>>>>>

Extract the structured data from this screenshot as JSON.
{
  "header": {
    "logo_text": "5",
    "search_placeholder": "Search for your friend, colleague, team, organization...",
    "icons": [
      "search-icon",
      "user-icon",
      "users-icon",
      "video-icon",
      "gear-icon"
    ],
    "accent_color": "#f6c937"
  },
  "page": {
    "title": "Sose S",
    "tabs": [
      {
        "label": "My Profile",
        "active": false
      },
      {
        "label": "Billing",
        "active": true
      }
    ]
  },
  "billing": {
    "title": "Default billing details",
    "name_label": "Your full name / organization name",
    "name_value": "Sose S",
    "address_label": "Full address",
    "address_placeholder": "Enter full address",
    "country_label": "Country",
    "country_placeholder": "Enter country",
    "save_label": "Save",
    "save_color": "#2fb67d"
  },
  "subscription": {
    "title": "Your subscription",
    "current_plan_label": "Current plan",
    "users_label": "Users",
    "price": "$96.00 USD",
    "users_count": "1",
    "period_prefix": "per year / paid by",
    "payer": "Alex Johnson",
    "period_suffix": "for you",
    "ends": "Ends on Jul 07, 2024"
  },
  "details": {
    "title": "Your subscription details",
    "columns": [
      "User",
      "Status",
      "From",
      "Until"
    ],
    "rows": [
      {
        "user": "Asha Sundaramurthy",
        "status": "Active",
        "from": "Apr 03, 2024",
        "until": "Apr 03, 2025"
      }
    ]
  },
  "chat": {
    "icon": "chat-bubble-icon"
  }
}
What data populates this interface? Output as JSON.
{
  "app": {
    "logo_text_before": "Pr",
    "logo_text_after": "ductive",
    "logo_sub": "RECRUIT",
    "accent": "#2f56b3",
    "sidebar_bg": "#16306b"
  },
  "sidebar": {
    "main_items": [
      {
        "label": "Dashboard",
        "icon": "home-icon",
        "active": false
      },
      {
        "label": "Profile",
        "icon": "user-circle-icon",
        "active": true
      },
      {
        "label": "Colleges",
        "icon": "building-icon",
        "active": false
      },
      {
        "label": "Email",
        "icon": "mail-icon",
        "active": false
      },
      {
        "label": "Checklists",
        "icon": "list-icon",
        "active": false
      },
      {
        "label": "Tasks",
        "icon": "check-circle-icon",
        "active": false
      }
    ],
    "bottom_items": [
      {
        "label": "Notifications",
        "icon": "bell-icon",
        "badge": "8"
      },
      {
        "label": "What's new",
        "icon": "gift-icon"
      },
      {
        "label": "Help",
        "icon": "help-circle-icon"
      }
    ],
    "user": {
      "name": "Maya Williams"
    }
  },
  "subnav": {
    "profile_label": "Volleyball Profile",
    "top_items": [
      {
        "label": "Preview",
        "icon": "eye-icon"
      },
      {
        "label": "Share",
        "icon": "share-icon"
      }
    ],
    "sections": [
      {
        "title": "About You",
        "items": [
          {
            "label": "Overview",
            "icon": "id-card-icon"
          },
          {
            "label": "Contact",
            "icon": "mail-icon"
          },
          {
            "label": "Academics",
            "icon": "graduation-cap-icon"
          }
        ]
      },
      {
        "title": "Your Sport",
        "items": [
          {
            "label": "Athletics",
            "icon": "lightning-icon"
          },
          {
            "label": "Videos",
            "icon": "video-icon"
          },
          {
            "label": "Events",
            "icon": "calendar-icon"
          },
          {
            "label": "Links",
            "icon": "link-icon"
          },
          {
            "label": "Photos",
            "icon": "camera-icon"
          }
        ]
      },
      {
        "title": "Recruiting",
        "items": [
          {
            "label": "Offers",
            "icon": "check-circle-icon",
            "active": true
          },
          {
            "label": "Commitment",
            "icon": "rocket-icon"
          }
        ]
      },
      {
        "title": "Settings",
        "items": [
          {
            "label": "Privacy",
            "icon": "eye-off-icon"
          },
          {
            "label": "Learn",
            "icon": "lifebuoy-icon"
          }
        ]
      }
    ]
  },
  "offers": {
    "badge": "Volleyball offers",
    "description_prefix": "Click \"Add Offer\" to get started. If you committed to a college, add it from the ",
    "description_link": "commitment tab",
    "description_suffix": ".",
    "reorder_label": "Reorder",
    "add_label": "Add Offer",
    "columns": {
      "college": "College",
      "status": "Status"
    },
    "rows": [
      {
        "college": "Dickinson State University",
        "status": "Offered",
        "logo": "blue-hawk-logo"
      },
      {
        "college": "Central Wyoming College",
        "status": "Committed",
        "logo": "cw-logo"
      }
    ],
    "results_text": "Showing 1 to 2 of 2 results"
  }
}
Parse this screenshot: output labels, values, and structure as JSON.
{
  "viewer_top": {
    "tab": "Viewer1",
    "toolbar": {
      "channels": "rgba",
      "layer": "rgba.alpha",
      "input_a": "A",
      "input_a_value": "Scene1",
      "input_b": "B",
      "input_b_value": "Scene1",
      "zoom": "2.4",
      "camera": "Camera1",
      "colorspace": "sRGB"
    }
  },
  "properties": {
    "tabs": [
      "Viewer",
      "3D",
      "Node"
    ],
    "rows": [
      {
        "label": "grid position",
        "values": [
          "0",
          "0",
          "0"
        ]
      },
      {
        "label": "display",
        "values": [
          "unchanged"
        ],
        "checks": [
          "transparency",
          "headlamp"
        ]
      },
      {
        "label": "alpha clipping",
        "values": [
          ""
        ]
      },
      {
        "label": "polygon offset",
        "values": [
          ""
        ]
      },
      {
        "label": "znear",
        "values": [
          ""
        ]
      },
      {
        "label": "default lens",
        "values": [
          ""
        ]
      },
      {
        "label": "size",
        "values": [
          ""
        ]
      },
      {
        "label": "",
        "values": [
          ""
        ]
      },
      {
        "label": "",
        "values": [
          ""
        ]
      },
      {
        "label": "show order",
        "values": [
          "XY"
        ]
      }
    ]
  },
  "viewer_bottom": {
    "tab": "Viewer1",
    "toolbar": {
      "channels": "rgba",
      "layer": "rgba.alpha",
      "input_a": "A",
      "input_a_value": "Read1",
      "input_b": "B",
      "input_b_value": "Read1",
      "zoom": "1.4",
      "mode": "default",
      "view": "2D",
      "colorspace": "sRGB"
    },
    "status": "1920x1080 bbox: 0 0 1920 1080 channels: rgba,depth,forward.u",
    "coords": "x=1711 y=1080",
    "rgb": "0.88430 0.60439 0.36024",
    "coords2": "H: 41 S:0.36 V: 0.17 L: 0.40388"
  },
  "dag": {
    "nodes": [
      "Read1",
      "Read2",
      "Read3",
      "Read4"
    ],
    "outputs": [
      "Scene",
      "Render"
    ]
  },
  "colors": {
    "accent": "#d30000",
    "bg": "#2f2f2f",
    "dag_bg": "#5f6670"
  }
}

<<<<<

Quote each line above in full, word for word.

Extract the structured data from this screenshot as JSON.
{
  "header": {
    "logo_text": "5",
    "search_placeholder": "Search for your friend, colleague, team, organization...",
    "icons": [
      "search-icon",
      "user-icon",
      "users-icon",
      "video-icon",
      "gear-icon"
    ],
    "accent_color": "#f6c937"
  },
  "page": {
    "title": "Sose S",
    "tabs": [
      {
        "label": "My Profile",
        "active": false
      },
      {
        "label": "Billing",
        "active": true
      }
    ]
  },
  "billing": {
    "title": "Default billing details",
    "name_label": "Your full name / organization name",
    "name_value": "Sose S",
    "address_label": "Full address",
    "address_placeholder": "Enter full address",
    "country_label": "Country",
    "country_placeholder": "Enter country",
    "save_label": "Save",
    "save_color": "#2fb67d"
  },
  "subscription": {
    "title": "Your subscription",
    "current_plan_label": "Current plan",
    "users_label": "Users",
    "price": "$96.00 USD",
    "users_count": "1",
    "period_prefix": "per year / paid by",
    "payer": "Alex Johnson",
    "period_suffix": "for you",
    "ends": "Ends on Jul 07, 2024"
  },
  "details": {
    "title": "Your subscription details",
    "columns": [
      "User",
      "Status",
      "From",
      "Until"
    ],
    "rows": [
      {
        "user": "Asha Sundaramurthy",
        "status": "Active",
        "from": "Apr 03, 2024",
        "until": "Apr 03, 2025"
      }
    ]
  },
  "chat": {
    "icon": "chat-bubble-icon"
  }
}
What data populates this interface? Output as JSON.
{
  "app": {
    "logo_text_before": "Pr",
    "logo_text_after": "ductive",
    "logo_sub": "RECRUIT",
    "accent": "#2f56b3",
    "sidebar_bg": "#16306b"
  },
  "sidebar": {
    "main_items": [
      {
        "label": "Dashboard",
        "icon": "home-icon",
        "active": false
      },
      {
        "label": "Profile",
        "icon": "user-circle-icon",
        "active": true
      },
      {
        "label": "Colleges",
        "icon": "building-icon",
        "active": false
      },
      {
        "label": "Email",
        "icon": "mail-icon",
        "active": false
      },
      {
        "label": "Checklists",
        "icon": "list-icon",
        "active": false
      },
      {
        "label": "Tasks",
        "icon": "check-circle-icon",
        "active": false
      }
    ],
    "bottom_items": [
      {
        "label": "Notifications",
        "icon": "bell-icon",
        "badge": "8"
      },
      {
        "label": "What's new",
        "icon": "gift-icon"
      },
      {
        "label": "Help",
        "icon": "help-circle-icon"
      }
    ],
    "user": {
      "name": "Maya Williams"
    }
  },
  "subnav": {
    "profile_label": "Volleyball Profile",
    "top_items": [
      {
        "label": "Preview",
        "icon": "eye-icon"
      },
      {
        "label": "Share",
        "icon": "share-icon"
      }
    ],
    "sections": [
      {
        "title": "About You",
        "items": [
          {
            "label": "Overview",
            "icon": "id-card-icon"
          },
          {
            "label": "Contact",
            "icon": "mail-icon"
          },
          {
            "label": "Academics",
            "icon": "graduation-cap-icon"
          }
        ]
      },
      {
        "title": "Your Sport",
        "items": [
          {
            "label": "Athletics",
            "icon": "lightning-icon"
          },
          {
            "label": "Videos",
            "icon": "video-icon"
          },
          {
            "label": "Events",
            "icon": "calendar-icon"
          },
          {
            "label": "Links",
            "icon": "link-icon"
          },
          {
            "label": "Photos",
            "icon": "camera-icon"
          }
        ]
      },
      {
        "title": "Recruiting",
        "items": [
          {
            "label": "Offers",
            "icon": "check-circle-icon",
            "active": true
          },
          {
            "label": "Commitment",
            "icon": "rocket-icon"
          }
        ]
      },
      {
        "title": "Settings",
        "items": [
          {
            "label": "Privacy",
            "icon": "eye-off-icon"
          },
          {
            "label": "Learn",
            "icon": "lifebuoy-icon"
          }
        ]
      }
    ]
  },
  "offers": {
    "badge": "Volleyball offers",
    "description_prefix": "Click \"Add Offer\" to get started. If you committed to a college, add it from the ",
    "description_link": "commitment tab",
    "description_suffix": ".",
    "reorder_label": "Reorder",
    "add_label": "Add Offer",
    "columns": {
      "college": "College",
      "status": "Status"
    },
    "rows": [
      {
        "college": "Dickinson State University",
        "status": "Offered",
        "logo": "blue-hawk-logo"
      },
      {
        "college": "Central Wyoming College",
        "status": "Committed",
        "logo": "cw-logo"
      }
    ],
    "results_text": "Showing 1 to 2 of 2 results"
  }
}
Parse this screenshot: output labels, values, and structure as JSON.
{
  "viewer_top": {
    "tab": "Viewer1",
    "toolbar": {
      "channels": "rgba",
      "layer": "rgba.alpha",
      "input_a": "A",
      "input_a_value": "Scene1",
      "input_b": "B",
      "input_b_value": "Scene1",
      "zoom": "2.4",
      "camera": "Camera1",
      "colorspace": "sRGB"
    }
  },
  "properties": {
    "tabs": [
      "Viewer",
      "3D",
      "Node"
    ],
    "rows": [
      {
        "label": "grid position",
        "values": [
          "0",
          "0",
          "0"
        ]
      },
      {
        "label": "display",
        "values": [
          "unchanged"
        ],
        "checks": [
          "transparency",
          "headlamp"
        ]
      },
      {
        "label": "alpha clipping",
        "values": [
          ""
        ]
      },
      {
        "label": "polygon offset",
        "values": [
          ""
        ]
      },
      {
        "label": "znear",
        "values": [
          ""
        ]
      },
      {
        "label": "default lens",
        "values": [
          ""
        ]
      },
      {
        "label": "size",
        "values": [
          ""
        ]
      },
      {
        "label": "",
        "values": [
          ""
        ]
      },
      {
        "label": "",
        "values": [
          ""
        ]
      },
      {
        "label": "show order",
        "values": [
          "XY"
        ]
      }
    ]
  },
  "viewer_bottom": {
    "tab": "Viewer1",
    "toolbar": {
      "channels": "rgba",
      "layer": "rgba.alpha",
      "input_a": "A",
      "input_a_value": "Read1",
      "input_b": "B",
      "input_b_value": "Read1",
      "zoom": "1.4",
      "mode": "default",
      "view": "2D",
      "colorspace": "sRGB"
    },
    "status": "1920x1080 bbox: 0 0 1920 1080 channels: rgba,depth,forward.u",
    "coords": "x=1711 y=1080",
    "rgb": "0.88430 0.60439 0.36024",
    "coords2": "H: 41 S:0.36 V: 0.17 L: 0.40388"
  },
  "dag": {
    "nodes": [
      "Read1",
      "Read2",
      "Read3",
      "Read4"
    ],
    "outputs": [
      "Scene",
      "Render"
    ]
  },
  "colors": {
    "accent": "#d30000",
    "bg": "#2f2f2f",
    "dag_bg": "#5f6670"
  }
}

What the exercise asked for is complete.